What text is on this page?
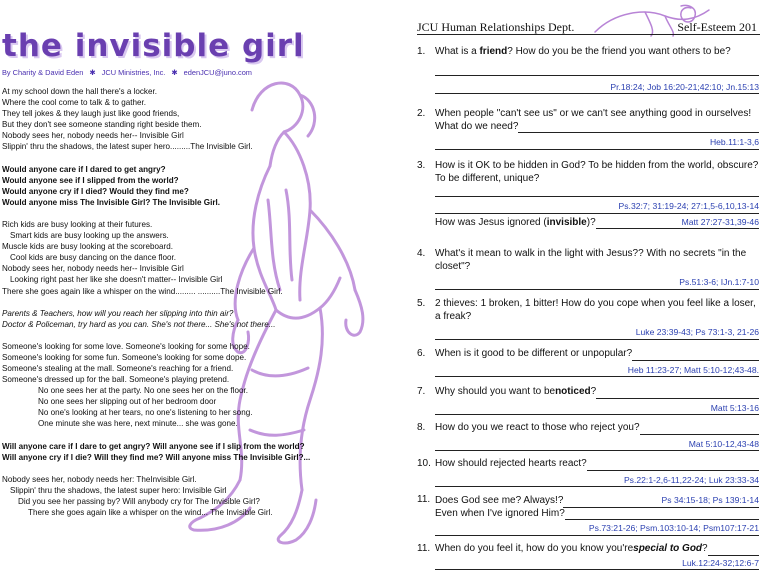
the invisible girl
By Charity & David Eden ✱ JCU Ministries, Inc. ✱ edenJCU@juno.com
At my school down the hall there's a locker.
Where the cool come to talk & to gather.
They tell jokes & they laugh just like good friends,
But they don't see someone standing right beside them.
Nobody sees her, nobody needs her-- Invisible Girl
Slippin' thru the shadows, the latest super hero.........The Invisible Girl.
Would anyone care if I dared to get angry?
Would anyone see if I slipped from the world?
Would anyone cry if I died? Would they find me?
Would anyone miss The Invisible Girl? The Invisible Girl.
Rich kids are busy looking at their futures.
Smart kids are busy looking up the answers.
Muscle kids are busy looking at the scoreboard.
Cool kids are busy dancing on the dance floor.
Nobody sees her, nobody needs her-- Invisible Girl
Looking right past her like she doesn't matter-- Invisible Girl
There she goes again like a whisper on the wind......... ..........The Invisible Girl.
Parents & Teachers, how will you reach her slipping into thin air?
Doctor & Policeman, try hard as you can. She's not there... She's not there...
Someone's looking for some love. Someone's looking for some hope.
Someone's looking for some fun. Someone's looking for some dope.
Someone's stealing at the mall. Someone's reaching for a friend.
Someone's dressed up for the ball. Someone's playing pretend.
No one sees her at the party. No one sees her on the floor.
No one sees her slipping out of her bedroom door
No one's looking at her tears, no one's listening to her song.
One minute she was here, next minute... she was gone.
Will anyone care if I dare to get angry? Will anyone see if I slip from the world?
Will anyone cry if I die? Will they find me? Will anyone miss The Invisible Girl?...
Nobody sees her, nobody needs her: TheInvisible Girl.
Slippin' thru the shadows, the latest super hero: Invisible Girl
Did you see her passing by? Will anybody cry for The Invisible Girl?
There she goes again like a whisper on the wind... The Invisible Girl.
JCU Human Relationships Dept.	Self-Esteem 201
1. What is a friend? How do you be the friend you want others to be?
Pr.18:24; Job 16:20-21;42:10; Jn.15:13
2. When people "can't see us" or we can't see anything good in ourselves!
What do we need?
Heb.11:1-3,6
3. How is it OK to be hidden in God? To be hidden from the world, obscure? To be different, unique?
Ps.32:7; 31:19-24; 27:1,5-6,10,13-14
How was Jesus ignored ( invisible )?	Matt 27:27-31,39-46
4. What's it mean to walk in the light with Jesus?? With no secrets "in the closet"?
Ps.51:3-6; IJn.1:7-10
5. 2 thieves: 1 broken, 1 bitter! How do you cope when you feel like a loser, a freak?
Luke 23:39-43; Ps 73:1-3, 21-26
6. When is it good to be different or unpopular?
Heb 11:23-27; Matt 5:10-12;43-48.
7. Why should you want to be noticed ?
Matt 5:13-16
8. How do you we react to those who reject you?
Mat 5:10-12,43-48
10. How should rejected hearts react?
Ps.22:1-2,6-11,22-24; Luk 23:33-34
11. Does God see me? Always!?	Ps 34:15-18; Ps 139:1-14
Even when I've ignored Him?
Ps.73:21-26; Psm.103:10-14; Psm107:17-21
11. When do you feel it, how do you know you're special to God ?
Luk.12:24-32;12:6-7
——————————
_SHORT EXERCISE_
Copy every entry exactly as written. Pictures are excluded.

_TASK OUTPUT_
What text is on this page?
the invisible girl
By Charity & David Eden ✱ JCU Ministries, Inc. ✱ edenJCU@juno.com
At my school down the hall there's a locker.
Where the cool come to talk & to gather.
They tell jokes & they laugh just like good friends,
But they don't see someone standing right beside them.
Nobody sees her, nobody needs her-- Invisible Girl
Slippin' thru the shadows, the latest super hero.........The Invisible Girl.
Would anyone care if I dared to get angry?
Would anyone see if I slipped from the world?
Would anyone cry if I died? Would they find me?
Would anyone miss The Invisible Girl? The Invisible Girl.
Rich kids are busy looking at their futures.
Smart kids are busy looking up the answers.
Muscle kids are busy looking at the scoreboard.
Cool kids are busy dancing on the dance floor.
Nobody sees her, nobody needs her-- Invisible Girl
Looking right past her like she doesn't matter-- Invisible Girl
There she goes again like a whisper on the wind......... ..........The Invisible Girl.
Parents & Teachers, how will you reach her slipping into thin air?
Doctor & Policeman, try hard as you can. She's not there... She's not there...
Someone's looking for some love. Someone's looking for some hope.
Someone's looking for some fun. Someone's looking for some dope.
Someone's stealing at the mall. Someone's reaching for a friend.
Someone's dressed up for the ball. Someone's playing pretend.
No one sees her at the party. No one sees her on the floor.
No one sees her slipping out of her bedroom door
No one's looking at her tears, no one's listening to her song.
One minute she was here, next minute... she was gone.
Will anyone care if I dare to get angry? Will anyone see if I slip from the world?
Will anyone cry if I die? Will they find me? Will anyone miss The Invisible Girl?...
Nobody sees her, nobody needs her: TheInvisible Girl.
Slippin' thru the shadows, the latest super hero: Invisible Girl
Did you see her passing by? Will anybody cry for The Invisible Girl?
There she goes again like a whisper on the wind... The Invisible Girl.
JCU Human Relationships Dept.	Self-Esteem 201
1. What is a friend? How do you be the friend you want others to be?
Pr.18:24; Job 16:20-21;42:10; Jn.15:13
2. When people "can't see us" or we can't see anything good in ourselves!
What do we need?
Heb.11:1-3,6
3. How is it OK to be hidden in God? To be hidden from the world, obscure? To be different, unique?
Ps.32:7; 31:19-24; 27:1,5-6,10,13-14
How was Jesus ignored ( invisible )?	Matt 27:27-31,39-46
4. What's it mean to walk in the light with Jesus?? With no secrets "in the closet"?
Ps.51:3-6; IJn.1:7-10
5. 2 thieves: 1 broken, 1 bitter! How do you cope when you feel like a loser, a freak?
Luke 23:39-43; Ps 73:1-3, 21-26
6. When is it good to be different or unpopular?
Heb 11:23-27; Matt 5:10-12;43-48.
7. Why should you want to be noticed ?
Matt 5:13-16
8. How do you we react to those who reject you?
Mat 5:10-12,43-48
10. How should rejected hearts react?
Ps.22:1-2,6-11,22-24; Luk 23:33-34
11. Does God see me? Always!?	Ps 34:15-18; Ps 139:1-14
Even when I've ignored Him?
Ps.73:21-26; Psm.103:10-14; Psm107:17-21
11. When do you feel it, how do you know you're special to God ?
Luk.12:24-32;12:6-7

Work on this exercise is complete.